--- Start of MATERIAL FOR THIS TASK ---

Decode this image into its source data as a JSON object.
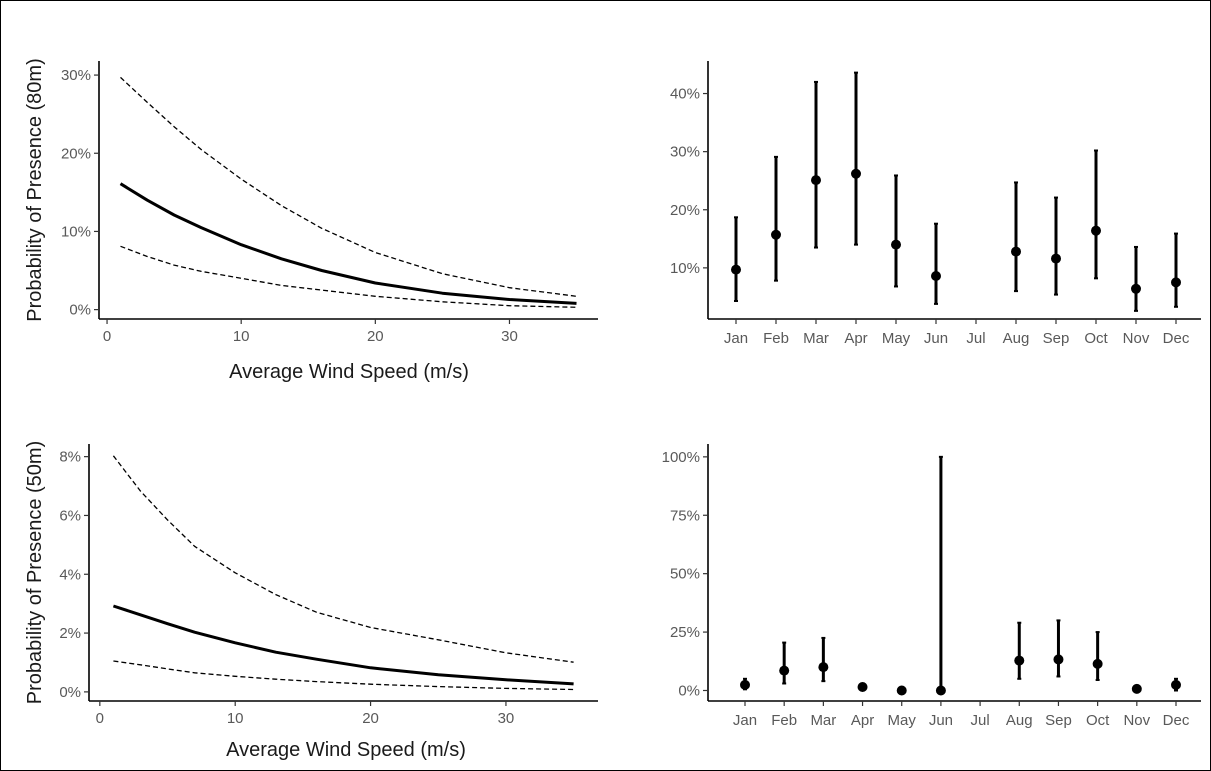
{
  "colors": {
    "line": "#000000",
    "tick_text": "#595959",
    "axis_title": "#1a1a1a",
    "background": "#ffffff"
  },
  "chart_data": [
    {
      "id": "wind80",
      "type": "line",
      "xlabel": "Average Wind Speed (m/s)",
      "ylabel": "Probability of Presence (80m)",
      "xlim": [
        -0.6,
        36.6
      ],
      "ylim": [
        -0.012,
        0.318
      ],
      "x_ticks": [
        0,
        10,
        20,
        30
      ],
      "x_tick_labels": [
        "0",
        "10",
        "20",
        "30"
      ],
      "y_ticks": [
        0,
        0.1,
        0.2,
        0.3
      ],
      "y_tick_labels": [
        "0%",
        "10%",
        "20%",
        "30%"
      ],
      "grid": false,
      "series": [
        {
          "style": "solid",
          "x": [
            1,
            3,
            5,
            7,
            10,
            13,
            16,
            20,
            25,
            30,
            35
          ],
          "y": [
            0.161,
            0.14,
            0.121,
            0.105,
            0.083,
            0.065,
            0.05,
            0.034,
            0.021,
            0.013,
            0.008
          ]
        },
        {
          "style": "dashed",
          "x": [
            1,
            3,
            5,
            7,
            10,
            13,
            16,
            20,
            25,
            30,
            35
          ],
          "y": [
            0.297,
            0.265,
            0.234,
            0.205,
            0.167,
            0.133,
            0.104,
            0.073,
            0.046,
            0.028,
            0.017
          ]
        },
        {
          "style": "dashed",
          "x": [
            1,
            3,
            5,
            7,
            10,
            13,
            16,
            20,
            25,
            30,
            35
          ],
          "y": [
            0.081,
            0.068,
            0.057,
            0.049,
            0.04,
            0.031,
            0.025,
            0.017,
            0.01,
            0.005,
            0.003
          ]
        }
      ]
    },
    {
      "id": "month80",
      "type": "scatter",
      "xlabel": "",
      "ylabel": "",
      "categories": [
        "Jan",
        "Feb",
        "Mar",
        "Apr",
        "May",
        "Jun",
        "Jul",
        "Aug",
        "Sep",
        "Oct",
        "Nov",
        "Dec"
      ],
      "values": [
        0.097,
        0.157,
        0.251,
        0.262,
        0.14,
        0.086,
        null,
        0.128,
        0.116,
        0.164,
        0.064,
        0.075
      ],
      "lower": [
        0.043,
        0.078,
        0.135,
        0.14,
        0.068,
        0.038,
        null,
        0.06,
        0.054,
        0.082,
        0.026,
        0.033
      ],
      "upper": [
        0.187,
        0.291,
        0.42,
        0.436,
        0.259,
        0.176,
        null,
        0.247,
        0.221,
        0.302,
        0.136,
        0.159
      ],
      "ylim": [
        0.012,
        0.456
      ],
      "y_ticks": [
        0.1,
        0.2,
        0.3,
        0.4
      ],
      "y_tick_labels": [
        "10%",
        "20%",
        "30%",
        "40%"
      ],
      "grid": false
    },
    {
      "id": "wind50",
      "type": "line",
      "xlabel": "Average Wind Speed (m/s)",
      "ylabel": "Probability of Presence (50m)",
      "xlim": [
        -0.8,
        36.8
      ],
      "ylim": [
        -0.0031,
        0.0843
      ],
      "x_ticks": [
        0,
        10,
        20,
        30
      ],
      "x_tick_labels": [
        "0",
        "10",
        "20",
        "30"
      ],
      "y_ticks": [
        0,
        0.02,
        0.04,
        0.06,
        0.08
      ],
      "y_tick_labels": [
        "0%",
        "2%",
        "4%",
        "6%",
        "8%"
      ],
      "grid": false,
      "series": [
        {
          "style": "solid",
          "x": [
            1,
            3,
            5,
            7,
            10,
            13,
            16,
            20,
            25,
            30,
            35
          ],
          "y": [
            0.0292,
            0.0262,
            0.0232,
            0.0203,
            0.0167,
            0.0135,
            0.0111,
            0.0082,
            0.0058,
            0.0041,
            0.0027
          ]
        },
        {
          "style": "dashed",
          "x": [
            1,
            3,
            5,
            7,
            10,
            13,
            16,
            20,
            25,
            30,
            35
          ],
          "y": [
            0.0803,
            0.0683,
            0.0585,
            0.0495,
            0.0405,
            0.0331,
            0.0271,
            0.0219,
            0.0177,
            0.0133,
            0.0101
          ]
        },
        {
          "style": "dashed",
          "x": [
            1,
            3,
            5,
            7,
            10,
            13,
            16,
            20,
            25,
            30,
            35
          ],
          "y": [
            0.0105,
            0.0092,
            0.0078,
            0.0065,
            0.0053,
            0.0043,
            0.0035,
            0.0026,
            0.0018,
            0.0012,
            0.0008
          ]
        }
      ]
    },
    {
      "id": "month50",
      "type": "scatter",
      "xlabel": "",
      "ylabel": "",
      "categories": [
        "Jan",
        "Feb",
        "Mar",
        "Apr",
        "May",
        "Jun",
        "Jul",
        "Aug",
        "Sep",
        "Oct",
        "Nov",
        "Dec"
      ],
      "values": [
        0.024,
        0.085,
        0.1,
        0.015,
        0.0,
        0.0,
        null,
        0.128,
        0.133,
        0.114,
        0.007,
        0.024
      ],
      "lower": [
        0.005,
        0.03,
        0.04,
        0.0,
        0.0,
        0.0,
        null,
        0.05,
        0.06,
        0.045,
        0.0,
        0.0
      ],
      "upper": [
        0.05,
        0.205,
        0.225,
        0.025,
        0.0,
        1.0,
        null,
        0.29,
        0.3,
        0.25,
        0.012,
        0.05
      ],
      "ylim": [
        -0.045,
        1.055
      ],
      "y_ticks": [
        0,
        0.25,
        0.5,
        0.75,
        1.0
      ],
      "y_tick_labels": [
        "0%",
        "25%",
        "50%",
        "75%",
        "100%"
      ],
      "grid": false
    }
  ]
}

--- End of MATERIAL FOR THIS TASK ---

EXERCISE PROMPT -
Looking at the data above, how many lines hold the word "Presence"? Respond with the number alone.

TASK ANSWER -
2